* _EXERCISE DESCRIPTION_: List every line of the material below that contains the string "VANTAA", copying each one in full.

Layout annotation data:
[Start]

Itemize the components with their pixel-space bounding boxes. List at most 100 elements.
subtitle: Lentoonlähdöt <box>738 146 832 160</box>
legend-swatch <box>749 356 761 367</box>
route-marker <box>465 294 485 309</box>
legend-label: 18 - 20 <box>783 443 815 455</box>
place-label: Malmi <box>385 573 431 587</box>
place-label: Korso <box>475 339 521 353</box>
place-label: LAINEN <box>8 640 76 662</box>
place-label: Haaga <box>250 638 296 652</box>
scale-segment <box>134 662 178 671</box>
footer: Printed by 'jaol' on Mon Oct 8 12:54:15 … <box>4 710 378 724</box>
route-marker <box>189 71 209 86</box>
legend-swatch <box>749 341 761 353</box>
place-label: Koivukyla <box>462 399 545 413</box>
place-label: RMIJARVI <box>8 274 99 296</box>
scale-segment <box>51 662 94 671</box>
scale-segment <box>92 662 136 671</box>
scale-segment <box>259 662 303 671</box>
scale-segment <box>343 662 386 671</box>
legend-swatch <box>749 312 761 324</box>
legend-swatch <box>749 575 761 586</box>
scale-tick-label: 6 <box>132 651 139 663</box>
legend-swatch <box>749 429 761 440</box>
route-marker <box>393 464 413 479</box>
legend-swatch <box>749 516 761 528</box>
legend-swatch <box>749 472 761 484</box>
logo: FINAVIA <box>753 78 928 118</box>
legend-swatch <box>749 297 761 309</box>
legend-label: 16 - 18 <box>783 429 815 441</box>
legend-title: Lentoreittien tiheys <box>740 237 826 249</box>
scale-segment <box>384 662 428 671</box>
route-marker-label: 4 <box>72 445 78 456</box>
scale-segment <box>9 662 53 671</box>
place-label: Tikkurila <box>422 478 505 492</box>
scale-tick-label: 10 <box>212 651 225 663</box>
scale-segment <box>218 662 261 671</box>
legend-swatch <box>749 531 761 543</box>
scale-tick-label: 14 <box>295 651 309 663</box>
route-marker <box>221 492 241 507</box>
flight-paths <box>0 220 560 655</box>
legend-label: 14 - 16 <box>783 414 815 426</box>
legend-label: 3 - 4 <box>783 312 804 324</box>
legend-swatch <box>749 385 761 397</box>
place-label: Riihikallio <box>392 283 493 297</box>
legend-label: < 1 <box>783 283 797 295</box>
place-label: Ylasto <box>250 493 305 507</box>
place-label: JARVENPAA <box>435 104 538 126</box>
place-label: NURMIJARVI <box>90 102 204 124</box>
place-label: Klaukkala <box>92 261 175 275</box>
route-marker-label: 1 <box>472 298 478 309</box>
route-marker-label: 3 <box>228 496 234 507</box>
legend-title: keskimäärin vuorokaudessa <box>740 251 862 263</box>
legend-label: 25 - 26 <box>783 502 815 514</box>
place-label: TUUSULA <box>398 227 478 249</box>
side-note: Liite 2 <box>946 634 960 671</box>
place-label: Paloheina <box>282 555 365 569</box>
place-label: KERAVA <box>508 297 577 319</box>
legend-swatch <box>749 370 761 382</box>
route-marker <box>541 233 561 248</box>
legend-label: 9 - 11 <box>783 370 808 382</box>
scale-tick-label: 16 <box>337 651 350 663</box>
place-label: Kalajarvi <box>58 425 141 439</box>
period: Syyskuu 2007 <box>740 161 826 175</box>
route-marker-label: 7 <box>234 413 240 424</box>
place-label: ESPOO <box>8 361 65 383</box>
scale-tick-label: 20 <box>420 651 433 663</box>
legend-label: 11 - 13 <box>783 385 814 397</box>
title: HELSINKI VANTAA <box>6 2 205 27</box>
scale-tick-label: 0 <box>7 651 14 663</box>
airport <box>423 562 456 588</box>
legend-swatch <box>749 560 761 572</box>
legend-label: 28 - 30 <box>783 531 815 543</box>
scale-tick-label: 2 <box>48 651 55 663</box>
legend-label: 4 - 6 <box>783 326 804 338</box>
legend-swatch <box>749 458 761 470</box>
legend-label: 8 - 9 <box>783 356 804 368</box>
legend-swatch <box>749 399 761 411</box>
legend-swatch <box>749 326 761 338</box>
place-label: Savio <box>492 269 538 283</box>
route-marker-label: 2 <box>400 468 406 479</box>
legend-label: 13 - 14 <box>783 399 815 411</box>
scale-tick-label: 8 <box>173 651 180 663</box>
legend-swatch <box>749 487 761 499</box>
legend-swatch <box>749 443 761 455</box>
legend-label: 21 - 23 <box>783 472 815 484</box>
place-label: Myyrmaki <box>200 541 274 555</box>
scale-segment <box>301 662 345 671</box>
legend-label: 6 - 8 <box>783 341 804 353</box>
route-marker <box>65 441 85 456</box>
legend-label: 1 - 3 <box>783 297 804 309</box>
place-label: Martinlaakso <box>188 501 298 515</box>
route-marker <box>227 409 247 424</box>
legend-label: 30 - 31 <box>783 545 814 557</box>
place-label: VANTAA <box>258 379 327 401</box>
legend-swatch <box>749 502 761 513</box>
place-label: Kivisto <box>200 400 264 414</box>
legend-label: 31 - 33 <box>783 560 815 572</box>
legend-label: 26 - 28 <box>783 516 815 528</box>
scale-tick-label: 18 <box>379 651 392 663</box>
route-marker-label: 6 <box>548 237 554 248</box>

[End]

* _WRITTEN SOLUTION_:
title: HELSINKI VANTAA <box>6 2 205 27</box>
place-label: VANTAA <box>258 379 327 401</box>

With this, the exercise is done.